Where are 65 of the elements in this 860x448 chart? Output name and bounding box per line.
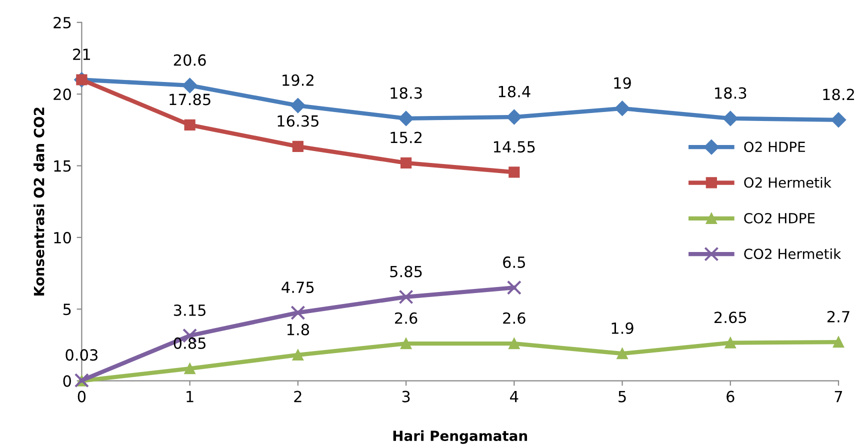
- y-tick-label: 5: [63, 304, 71, 316]
- data-label: 18.3: [715, 87, 746, 99]
- point: [616, 348, 628, 360]
- x-tick-label: 7: [834, 390, 842, 402]
- point: [290, 305, 306, 320]
- data-label: 20.6: [174, 54, 206, 66]
- data-label: 14.55: [494, 141, 535, 153]
- point: [184, 119, 196, 130]
- point: [290, 98, 306, 114]
- x-tick-label: 1: [186, 390, 194, 402]
- data-label: 18.3: [390, 87, 422, 99]
- x-tick-label: 2: [294, 390, 302, 402]
- point: [724, 337, 736, 348]
- y-tick-label: 15: [54, 160, 71, 172]
- data-label: 2.7: [827, 310, 850, 322]
- x-tick-label: 3: [402, 390, 410, 402]
- y-tick-label: 10: [54, 232, 71, 244]
- legend-label: O2 Hermetik: [744, 177, 832, 188]
- point: [614, 100, 630, 116]
- data-label: 1.8: [287, 324, 310, 336]
- y-tick-label: 25: [54, 16, 71, 28]
- data-label: 6.5: [503, 256, 525, 268]
- x-tick-label: 0: [78, 390, 86, 402]
- data-label: 3.15: [174, 304, 206, 316]
- point: [722, 110, 738, 126]
- data-label: 4.75: [282, 282, 314, 294]
- data-label: 18.4: [498, 86, 530, 98]
- point: [182, 78, 198, 94]
- point: [398, 110, 414, 126]
- y-tick-label: 20: [54, 88, 71, 100]
- x-tick-label: 5: [618, 390, 626, 402]
- data-label: 0.85: [174, 337, 206, 349]
- data-label: 15.2: [390, 132, 422, 144]
- point: [398, 290, 414, 304]
- y-axis-title: Konsentrasi O2 dan CO2: [34, 108, 44, 296]
- data-label: 2.65: [714, 312, 746, 324]
- x-tick-label: 6: [726, 390, 734, 402]
- data-label: 2.6: [503, 312, 526, 324]
- x-tick-label: 4: [510, 390, 518, 402]
- point: [832, 336, 844, 348]
- data-label: 18.2: [823, 88, 854, 100]
- point: [184, 363, 196, 374]
- point: [292, 349, 304, 361]
- data-label: 17.85: [170, 94, 210, 106]
- data-label: 2.6: [395, 312, 418, 324]
- legend-label: O2 HDPE: [744, 142, 805, 152]
- data-label: 21: [73, 48, 90, 60]
- point: [830, 112, 846, 128]
- data-label: 0.03: [66, 349, 98, 361]
- point: [506, 280, 522, 295]
- point: [400, 157, 412, 168]
- y-tick-label: 0: [63, 375, 71, 387]
- point: [292, 140, 304, 152]
- legend-label: CO2 Hermetik: [744, 248, 842, 260]
- legend-label: CO2 HDPE: [744, 212, 815, 224]
- point: [506, 109, 522, 125]
- data-label: 16.35: [278, 115, 318, 127]
- data-label: 5.85: [390, 266, 422, 278]
- point: [508, 338, 520, 350]
- data-label: 19: [614, 77, 631, 89]
- data-label: 1.9: [612, 322, 634, 334]
- point: [400, 338, 412, 350]
- data-label: 19.2: [282, 74, 314, 86]
- point: [508, 166, 520, 178]
- x-axis-title: Hari Pengamatan: [393, 430, 528, 444]
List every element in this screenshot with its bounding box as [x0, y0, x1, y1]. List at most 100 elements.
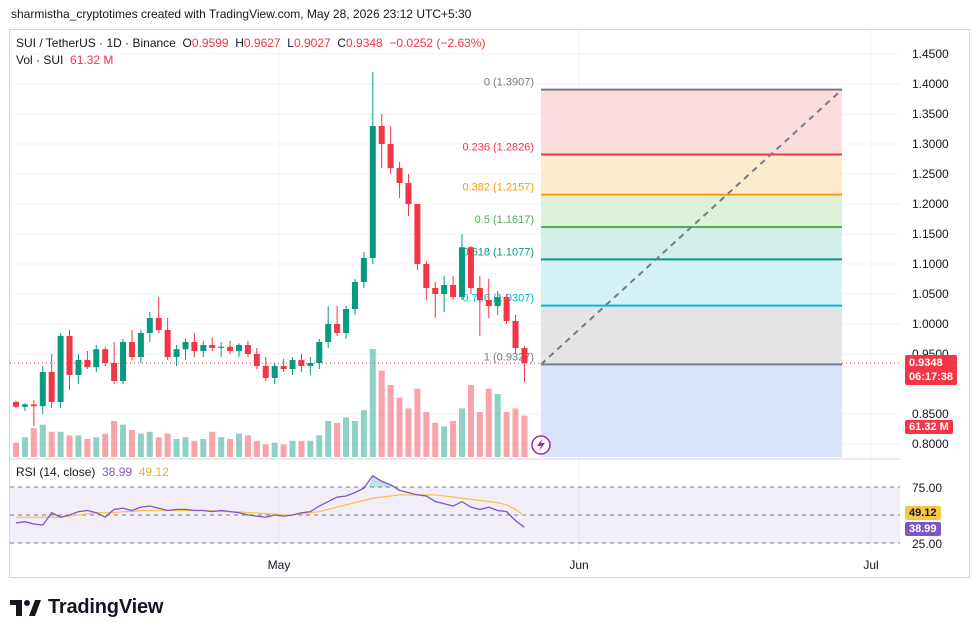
rsi-band [10, 487, 900, 543]
volume-bar [48, 431, 55, 457]
candle-body [503, 297, 510, 321]
candle-body [120, 342, 127, 381]
volume-bar [387, 385, 394, 457]
volume-bar [173, 439, 180, 457]
fib-zone [541, 226, 842, 260]
candle-body [369, 126, 376, 258]
volume-bar [75, 435, 82, 457]
candle-body [111, 363, 118, 381]
open-value: 0.9599 [191, 36, 229, 50]
volume-bar [476, 412, 483, 457]
candle-body [307, 363, 314, 366]
volume-bar [253, 440, 260, 457]
candle-body [298, 360, 305, 366]
volume-bar [128, 430, 135, 457]
open-label: O [182, 36, 192, 50]
candle-body [494, 297, 501, 306]
fib-extension-zone [541, 364, 842, 457]
volume-bar [351, 421, 358, 457]
candle-body [253, 354, 260, 366]
candle-body [66, 336, 73, 375]
candle-body [459, 247, 465, 297]
volume-bar [271, 442, 278, 457]
rsi-legend: RSI (14, close) 38.99 49.12 [16, 465, 169, 479]
volume-bar [30, 428, 37, 457]
candle-body [262, 366, 269, 378]
volume-bar [441, 426, 448, 457]
candle-body [48, 372, 55, 402]
candle-body [280, 366, 287, 369]
volume-bar [360, 410, 367, 457]
rsi-value: 38.99 [102, 465, 133, 479]
price-tick-label: 1.2500 [912, 167, 949, 181]
volume-tag: 61.32 M [905, 420, 953, 434]
rsi-ma-value: 49.12 [138, 465, 169, 479]
volume-bar [146, 431, 153, 457]
volume-bar [39, 424, 46, 457]
fib-level-label: 0.382 (1.2157) [462, 182, 534, 194]
candle-body [236, 345, 242, 351]
candle-body [378, 126, 385, 144]
volume-bar [325, 421, 332, 457]
candle-body [164, 330, 171, 357]
candle-body [93, 349, 100, 368]
candlesticks [13, 72, 551, 455]
candle-body [387, 144, 394, 168]
rsi-pane: 75.00 25.00 [10, 458, 942, 551]
volume-bar [244, 435, 251, 457]
volume-bar [298, 440, 305, 457]
candle-body [128, 342, 135, 357]
candle-body [182, 342, 189, 350]
volume-bar [84, 439, 91, 457]
volume-bar [93, 437, 100, 457]
close-label: C [337, 36, 347, 50]
candle-body [244, 345, 251, 354]
rsi-label: RSI (14, close) [16, 465, 96, 479]
candle-body [218, 346, 225, 348]
candle-body [173, 349, 180, 357]
volume-bar [137, 433, 144, 457]
volume-bars [13, 349, 528, 457]
volume-bar [191, 440, 198, 457]
candle-body [155, 318, 162, 330]
volume-bar [432, 422, 439, 457]
volume-bar [280, 444, 287, 457]
candle-body [325, 324, 332, 342]
candle-body [102, 349, 109, 363]
fib-zone [541, 89, 842, 155]
candle-body [423, 264, 430, 288]
candle-body [396, 168, 403, 183]
close-value: 0.9348 [346, 36, 383, 50]
last-price: 0.9348 [909, 357, 943, 369]
rsi-tick-label: 75.00 [912, 481, 942, 495]
volume-bar [200, 439, 207, 457]
volume-label: Vol · SUI [16, 53, 64, 67]
low-label: L [287, 36, 294, 50]
candle-body [21, 404, 28, 407]
volume-bar [459, 408, 465, 457]
fib-zone [541, 259, 842, 306]
volume-bar [111, 421, 118, 457]
volume-bar [343, 417, 350, 457]
price-tick-label: 1.0000 [912, 317, 949, 331]
rsi-tick-label: 25.00 [912, 537, 942, 551]
symbol-info: SUI / TetherUS · 1D · Binance [16, 36, 176, 50]
volume-bar [423, 412, 430, 457]
volume-value: 61.32 M [70, 53, 114, 67]
candle-body [343, 309, 350, 333]
candle-body [57, 336, 64, 402]
tradingview-brand[interactable]: TradingView [10, 596, 163, 619]
candle-body [441, 285, 448, 294]
time-tick-label: May [268, 558, 291, 572]
candle-body [351, 282, 358, 309]
candle-body [485, 300, 492, 306]
volume-bar [467, 385, 474, 457]
fib-level-label: 0.5 (1.1617) [475, 214, 534, 226]
volume-bar [503, 412, 510, 457]
high-value: 0.9627 [243, 36, 281, 50]
price-tick-label: 0.8500 [912, 407, 949, 421]
volume-bar [13, 442, 19, 457]
volume-bar [334, 422, 341, 457]
candle-body [405, 183, 412, 204]
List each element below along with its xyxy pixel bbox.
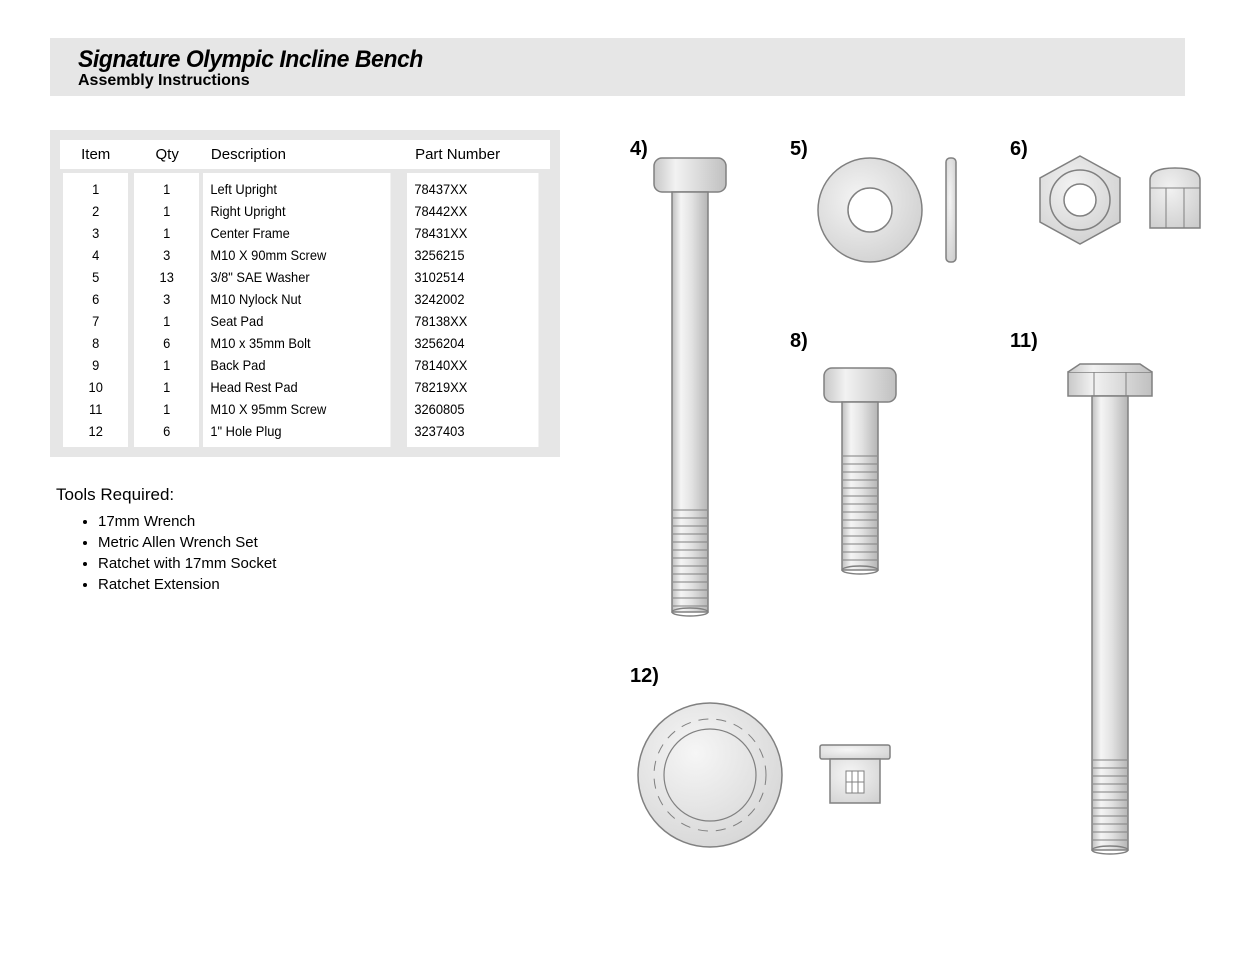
table-cell: 11 — [63, 398, 129, 420]
hw-label-12: 12) — [630, 665, 659, 688]
table-cell: 1 — [134, 354, 200, 376]
header-bar: Signature Olympic Incline Bench Assembly… — [50, 38, 1185, 96]
col-part-number: Part Number — [407, 140, 550, 171]
table-cell: 10 — [63, 376, 129, 398]
table-cell: 78219XX — [407, 376, 539, 398]
content-row: Item Qty Description Part Number 11Left … — [50, 130, 1185, 890]
parts-table-container: Item Qty Description Part Number 11Left … — [50, 130, 560, 457]
table-cell: Head Rest Pad — [203, 376, 391, 398]
bolt-35mm-icon — [810, 360, 910, 590]
table-cell: Seat Pad — [203, 310, 391, 332]
table-row: 1261" Hole Plug 3237403 — [60, 420, 550, 447]
col-item: Item — [60, 140, 131, 171]
table-cell: Left Upright — [203, 171, 391, 200]
table-cell: 12 — [63, 420, 129, 447]
left-column: Item Qty Description Part Number 11Left … — [50, 130, 560, 595]
list-item: Ratchet Extension — [98, 574, 560, 595]
table-row: 101Head Rest Pad 78219XX — [60, 376, 550, 398]
table-cell: 1 — [134, 171, 200, 200]
table-cell: 3256204 — [407, 332, 539, 354]
table-cell: 9 — [63, 354, 129, 376]
table-cell: 5 — [63, 266, 129, 288]
table-row: 5133/8" SAE Washer 3102514 — [60, 266, 550, 288]
table-cell: 1 — [63, 171, 129, 200]
col-qty: Qty — [131, 140, 202, 171]
table-row: 86M10 x 35mm Bolt 3256204 — [60, 332, 550, 354]
list-item: Metric Allen Wrench Set — [98, 532, 560, 553]
table-cell: 1 — [134, 310, 200, 332]
table-cell: 78431XX — [407, 222, 539, 244]
col-description: Description — [203, 140, 407, 171]
table-cell: Back Pad — [203, 354, 391, 376]
list-item: Ratchet with 17mm Socket — [98, 553, 560, 574]
table-cell: Center Frame — [203, 222, 391, 244]
table-cell: 3 — [134, 288, 200, 310]
table-cell: 8 — [63, 332, 129, 354]
table-cell: 3102514 — [407, 266, 539, 288]
nylock-nut-icon — [1030, 150, 1230, 260]
table-cell: 3242002 — [407, 288, 539, 310]
table-cell: 3237403 — [407, 420, 539, 447]
table-cell: M10 X 95mm Screw — [203, 398, 391, 420]
table-row: 63M10 Nylock Nut 3242002 — [60, 288, 550, 310]
list-item: 17mm Wrench — [98, 511, 560, 532]
product-title: Signature Olympic Incline Bench — [78, 46, 1129, 74]
table-cell: 3 — [134, 244, 200, 266]
table-row: 31Center Frame 78431XX — [60, 222, 550, 244]
table-cell: 6 — [134, 420, 200, 447]
hw-label-8: 8) — [790, 330, 808, 353]
table-cell: 3/8" SAE Washer — [203, 266, 391, 288]
table-cell: 2 — [63, 200, 129, 222]
table-row: 111M10 X 95mm Screw3260805 — [60, 398, 550, 420]
table-row: 43M10 X 90mm Screw 3256215 — [60, 244, 550, 266]
table-cell: 3 — [63, 222, 129, 244]
screw-95mm-icon — [1050, 360, 1170, 870]
table-row: 21Right Upright 78442XX — [60, 200, 550, 222]
screw-90mm-icon — [640, 150, 740, 630]
table-cell: 4 — [63, 244, 129, 266]
table-cell: 6 — [134, 332, 200, 354]
table-row: 71Seat Pad 78138XX — [60, 310, 550, 332]
hardware-diagrams: 4) 5) 6) 8) 11) 12) — [610, 130, 1185, 890]
table-cell: 3256215 — [407, 244, 539, 266]
table-header-row: Item Qty Description Part Number — [60, 140, 550, 171]
hw-label-11: 11) — [1010, 330, 1038, 353]
table-cell: M10 x 35mm Bolt — [203, 332, 391, 354]
hw-label-5: 5) — [790, 138, 808, 161]
table-cell: 78442XX — [407, 200, 539, 222]
parts-table-body: 11Left Upright78437XX21Right Upright7844… — [60, 171, 550, 447]
table-cell: M10 X 90mm Screw — [203, 244, 391, 266]
table-cell: 1 — [134, 200, 200, 222]
table-cell: 3260805 — [407, 398, 539, 420]
table-cell: M10 Nylock Nut — [203, 288, 391, 310]
table-cell: 13 — [134, 266, 200, 288]
page: Signature Olympic Incline Bench Assembly… — [0, 0, 1235, 930]
table-cell: 6 — [63, 288, 129, 310]
hole-plug-icon — [630, 690, 920, 870]
table-cell: 7 — [63, 310, 129, 332]
table-row: 11Left Upright78437XX — [60, 171, 550, 200]
table-cell: 78140XX — [407, 354, 539, 376]
table-cell: 1 — [134, 398, 200, 420]
subtitle: Assembly Instructions — [78, 72, 1173, 90]
table-cell: 1 — [134, 222, 200, 244]
table-cell: 78437XX — [407, 171, 539, 200]
parts-table: Item Qty Description Part Number 11Left … — [60, 140, 550, 447]
tools-heading: Tools Required: — [56, 485, 560, 505]
table-row: 91Back Pad 78140XX — [60, 354, 550, 376]
table-cell: 1" Hole Plug — [203, 420, 391, 447]
hw-label-6: 6) — [1010, 138, 1028, 161]
table-cell: Right Upright — [203, 200, 391, 222]
table-cell: 1 — [134, 376, 200, 398]
tools-list: 17mm WrenchMetric Allen Wrench SetRatche… — [98, 511, 560, 595]
table-cell: 78138XX — [407, 310, 539, 332]
washer-icon — [810, 150, 980, 280]
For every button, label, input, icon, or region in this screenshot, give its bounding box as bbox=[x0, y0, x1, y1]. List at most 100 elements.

▶ _WHAT YOU HAVE TO DO_:
Set down the lines of the material starting at the one containing "- y-tick-label: 5: [63, 304, 71, 316]" and ending at the one containing "- point: [184, 119, 196, 130]", without any change.

▶ _TASK SOLUTION_:
- y-tick-label: 5: [63, 304, 71, 316]
- data-label: 18.3: [715, 87, 746, 99]
- point: [616, 348, 628, 360]
- x-tick-label: 7: [834, 390, 842, 402]
- point: [290, 305, 306, 320]
- data-label: 20.6: [174, 54, 206, 66]
- data-label: 14.55: [494, 141, 535, 153]
- point: [184, 119, 196, 130]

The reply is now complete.